**Task**
Find the lines containing the word "yards" and copy every one of them.

**Input material**
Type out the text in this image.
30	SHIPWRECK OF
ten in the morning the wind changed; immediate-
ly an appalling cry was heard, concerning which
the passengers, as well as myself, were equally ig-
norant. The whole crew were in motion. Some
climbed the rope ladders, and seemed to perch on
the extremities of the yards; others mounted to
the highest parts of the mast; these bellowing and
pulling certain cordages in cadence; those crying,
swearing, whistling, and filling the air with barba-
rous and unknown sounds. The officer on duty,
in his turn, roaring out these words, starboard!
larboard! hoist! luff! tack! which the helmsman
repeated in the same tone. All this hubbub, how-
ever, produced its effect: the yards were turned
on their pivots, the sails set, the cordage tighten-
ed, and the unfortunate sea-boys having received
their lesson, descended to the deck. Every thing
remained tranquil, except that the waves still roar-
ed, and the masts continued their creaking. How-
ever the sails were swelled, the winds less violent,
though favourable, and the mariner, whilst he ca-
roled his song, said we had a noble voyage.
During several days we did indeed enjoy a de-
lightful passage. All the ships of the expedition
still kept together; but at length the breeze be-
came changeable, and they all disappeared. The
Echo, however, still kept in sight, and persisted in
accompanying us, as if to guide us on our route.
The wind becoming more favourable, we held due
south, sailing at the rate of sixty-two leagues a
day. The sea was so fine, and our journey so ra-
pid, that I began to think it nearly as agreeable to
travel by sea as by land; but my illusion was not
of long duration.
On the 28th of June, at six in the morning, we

**Reply**
the extremities of the yards; others mounted to
ever, produced its effect: the yards were turned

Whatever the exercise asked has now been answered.